▶ _Items_:
════════════════════

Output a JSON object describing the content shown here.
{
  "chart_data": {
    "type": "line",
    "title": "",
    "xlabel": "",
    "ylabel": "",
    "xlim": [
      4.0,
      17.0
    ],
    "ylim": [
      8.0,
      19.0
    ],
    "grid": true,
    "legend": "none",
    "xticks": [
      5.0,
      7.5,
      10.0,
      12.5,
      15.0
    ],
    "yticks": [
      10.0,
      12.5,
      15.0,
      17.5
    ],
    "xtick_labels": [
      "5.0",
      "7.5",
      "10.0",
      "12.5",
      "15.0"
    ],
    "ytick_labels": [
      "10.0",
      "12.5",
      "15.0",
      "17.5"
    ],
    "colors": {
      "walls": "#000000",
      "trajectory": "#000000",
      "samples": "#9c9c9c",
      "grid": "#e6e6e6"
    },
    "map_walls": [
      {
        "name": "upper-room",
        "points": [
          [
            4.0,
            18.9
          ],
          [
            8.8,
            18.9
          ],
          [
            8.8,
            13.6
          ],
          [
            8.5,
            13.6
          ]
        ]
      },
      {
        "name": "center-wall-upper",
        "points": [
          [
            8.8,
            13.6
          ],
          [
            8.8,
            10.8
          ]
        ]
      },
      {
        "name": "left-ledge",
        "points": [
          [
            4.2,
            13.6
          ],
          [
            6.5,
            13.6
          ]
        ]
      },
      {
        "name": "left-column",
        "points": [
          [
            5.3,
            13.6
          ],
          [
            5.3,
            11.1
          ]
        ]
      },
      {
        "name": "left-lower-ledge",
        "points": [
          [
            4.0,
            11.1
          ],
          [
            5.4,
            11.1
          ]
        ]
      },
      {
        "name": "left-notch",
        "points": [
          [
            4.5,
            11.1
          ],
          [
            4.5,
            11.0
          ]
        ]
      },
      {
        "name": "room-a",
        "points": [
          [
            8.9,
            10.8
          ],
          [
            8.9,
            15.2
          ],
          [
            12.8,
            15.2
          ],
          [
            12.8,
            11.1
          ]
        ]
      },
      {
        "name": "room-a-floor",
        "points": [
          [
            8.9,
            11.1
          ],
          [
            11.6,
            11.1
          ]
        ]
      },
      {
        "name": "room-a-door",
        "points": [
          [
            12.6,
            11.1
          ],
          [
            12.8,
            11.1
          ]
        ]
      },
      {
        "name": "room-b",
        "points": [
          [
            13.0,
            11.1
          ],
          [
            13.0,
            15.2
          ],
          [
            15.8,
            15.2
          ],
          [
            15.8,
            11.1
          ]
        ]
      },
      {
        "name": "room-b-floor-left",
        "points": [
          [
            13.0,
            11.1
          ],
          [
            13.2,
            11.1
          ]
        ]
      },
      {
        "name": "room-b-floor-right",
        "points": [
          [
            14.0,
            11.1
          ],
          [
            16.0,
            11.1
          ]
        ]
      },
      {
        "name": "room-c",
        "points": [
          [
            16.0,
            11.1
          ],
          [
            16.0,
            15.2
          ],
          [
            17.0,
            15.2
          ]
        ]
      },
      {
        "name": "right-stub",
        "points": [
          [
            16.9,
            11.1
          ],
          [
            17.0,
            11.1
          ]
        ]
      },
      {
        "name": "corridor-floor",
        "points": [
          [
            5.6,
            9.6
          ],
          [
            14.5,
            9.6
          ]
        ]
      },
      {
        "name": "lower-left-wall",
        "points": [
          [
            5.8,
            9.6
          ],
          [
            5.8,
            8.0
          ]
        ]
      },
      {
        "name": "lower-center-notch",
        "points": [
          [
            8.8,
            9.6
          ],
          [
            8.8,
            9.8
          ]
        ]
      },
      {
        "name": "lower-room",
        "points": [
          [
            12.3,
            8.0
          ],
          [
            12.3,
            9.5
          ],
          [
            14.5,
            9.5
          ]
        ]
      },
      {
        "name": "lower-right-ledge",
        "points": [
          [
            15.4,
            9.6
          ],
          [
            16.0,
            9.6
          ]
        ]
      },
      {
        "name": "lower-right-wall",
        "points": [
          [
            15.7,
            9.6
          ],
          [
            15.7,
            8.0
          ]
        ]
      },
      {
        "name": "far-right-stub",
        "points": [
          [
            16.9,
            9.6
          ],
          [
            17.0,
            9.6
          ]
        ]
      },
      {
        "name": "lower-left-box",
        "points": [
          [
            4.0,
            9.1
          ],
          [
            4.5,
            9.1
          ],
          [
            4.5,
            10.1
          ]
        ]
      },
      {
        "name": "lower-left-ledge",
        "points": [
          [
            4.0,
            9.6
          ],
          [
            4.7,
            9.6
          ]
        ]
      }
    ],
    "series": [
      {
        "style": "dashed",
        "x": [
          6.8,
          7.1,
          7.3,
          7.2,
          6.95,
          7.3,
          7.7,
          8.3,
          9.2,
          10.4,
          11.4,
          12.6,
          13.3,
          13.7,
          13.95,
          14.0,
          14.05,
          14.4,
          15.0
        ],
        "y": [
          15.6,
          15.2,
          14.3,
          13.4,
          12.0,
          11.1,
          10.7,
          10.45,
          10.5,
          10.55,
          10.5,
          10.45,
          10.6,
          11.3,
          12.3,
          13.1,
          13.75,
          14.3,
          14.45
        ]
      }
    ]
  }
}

════════════════════

▶ _Instructions for the task_: Each record must be repeated exactly as it is.

▶ _Worked solution_:
Output a JSON object describing the content shown here.
{
  "chart_data": {
    "type": "line",
    "title": "",
    "xlabel": "",
    "ylabel": "",
    "xlim": [
      4.0,
      17.0
    ],
    "ylim": [
      8.0,
      19.0
    ],
    "grid": true,
    "legend": "none",
    "xticks": [
      5.0,
      7.5,
      10.0,
      12.5,
      15.0
    ],
    "yticks": [
      10.0,
      12.5,
      15.0,
      17.5
    ],
    "xtick_labels": [
      "5.0",
      "7.5",
      "10.0",
      "12.5",
      "15.0"
    ],
    "ytick_labels": [
      "10.0",
      "12.5",
      "15.0",
      "17.5"
    ],
    "colors": {
      "walls": "#000000",
      "trajectory": "#000000",
      "samples": "#9c9c9c",
      "grid": "#e6e6e6"
    },
    "map_walls": [
      {
        "name": "upper-room",
        "points": [
          [
            4.0,
            18.9
          ],
          [
            8.8,
            18.9
          ],
          [
            8.8,
            13.6
          ],
          [
            8.5,
            13.6
          ]
        ]
      },
      {
        "name": "center-wall-upper",
        "points": [
          [
            8.8,
            13.6
          ],
          [
            8.8,
            10.8
          ]
        ]
      },
      {
        "name": "left-ledge",
        "points": [
          [
            4.2,
            13.6
          ],
          [
            6.5,
            13.6
          ]
        ]
      },
      {
        "name": "left-column",
        "points": [
          [
            5.3,
            13.6
          ],
          [
            5.3,
            11.1
          ]
        ]
      },
      {
        "name": "left-lower-ledge",
        "points": [
          [
            4.0,
            11.1
          ],
          [
            5.4,
            11.1
          ]
        ]
      },
      {
        "name": "left-notch",
        "points": [
          [
            4.5,
            11.1
          ],
          [
            4.5,
            11.0
          ]
        ]
      },
      {
        "name": "room-a",
        "points": [
          [
            8.9,
            10.8
          ],
          [
            8.9,
            15.2
          ],
          [
            12.8,
            15.2
          ],
          [
            12.8,
            11.1
          ]
        ]
      },
      {
        "name": "room-a-floor",
        "points": [
          [
            8.9,
            11.1
          ],
          [
            11.6,
            11.1
          ]
        ]
      },
      {
        "name": "room-a-door",
        "points": [
          [
            12.6,
            11.1
          ],
          [
            12.8,
            11.1
          ]
        ]
      },
      {
        "name": "room-b",
        "points": [
          [
            13.0,
            11.1
          ],
          [
            13.0,
            15.2
          ],
          [
            15.8,
            15.2
          ],
          [
            15.8,
            11.1
          ]
        ]
      },
      {
        "name": "room-b-floor-left",
        "points": [
          [
            13.0,
            11.1
          ],
          [
            13.2,
            11.1
          ]
        ]
      },
      {
        "name": "room-b-floor-right",
        "points": [
          [
            14.0,
            11.1
          ],
          [
            16.0,
            11.1
          ]
        ]
      },
      {
        "name": "room-c",
        "points": [
          [
            16.0,
            11.1
          ],
          [
            16.0,
            15.2
          ],
          [
            17.0,
            15.2
          ]
        ]
      },
      {
        "name": "right-stub",
        "points": [
          [
            16.9,
            11.1
          ],
          [
            17.0,
            11.1
          ]
        ]
      },
      {
        "name": "corridor-floor",
        "points": [
          [
            5.6,
            9.6
          ],
          [
            14.5,
            9.6
          ]
        ]
      },
      {
        "name": "lower-left-wall",
        "points": [
          [
            5.8,
            9.6
          ],
          [
            5.8,
            8.0
          ]
        ]
      },
      {
        "name": "lower-center-notch",
        "points": [
          [
            8.8,
            9.6
          ],
          [
            8.8,
            9.8
          ]
        ]
      },
      {
        "name": "lower-room",
        "points": [
          [
            12.3,
            8.0
          ],
          [
            12.3,
            9.5
          ],
          [
            14.5,
            9.5
          ]
        ]
      },
      {
        "name": "lower-right-ledge",
        "points": [
          [
            15.4,
            9.6
          ],
          [
            16.0,
            9.6
          ]
        ]
      },
      {
        "name": "lower-right-wall",
        "points": [
          [
            15.7,
            9.6
          ],
          [
            15.7,
            8.0
          ]
        ]
      },
      {
        "name": "far-right-stub",
        "points": [
          [
            16.9,
            9.6
          ],
          [
            17.0,
            9.6
          ]
        ]
      },
      {
        "name": "lower-left-box",
        "points": [
          [
            4.0,
            9.1
          ],
          [
            4.5,
            9.1
          ],
          [
            4.5,
            10.1
          ]
        ]
      },
      {
        "name": "lower-left-ledge",
        "points": [
          [
            4.0,
            9.6
          ],
          [
            4.7,
            9.6
          ]
        ]
      }
    ],
    "series": [
      {
        "style": "dashed",
        "x": [
          6.8,
          7.1,
          7.3,
          7.2,
          6.95,
          7.3,
          7.7,
          8.3,
          9.2,
          10.4,
          11.4,
          12.6,
          13.3,
          13.7,
          13.95,
          14.0,
          14.05,
          14.4,
          15.0
        ],
        "y": [
          15.6,
          15.2,
          14.3,
          13.4,
          12.0,
          11.1,
          10.7,
          10.45,
          10.5,
          10.55,
          10.5,
          10.45,
          10.6,
          11.3,
          12.3,
          13.1,
          13.75,
          14.3,
          14.45
        ]
      }
    ]
  }
}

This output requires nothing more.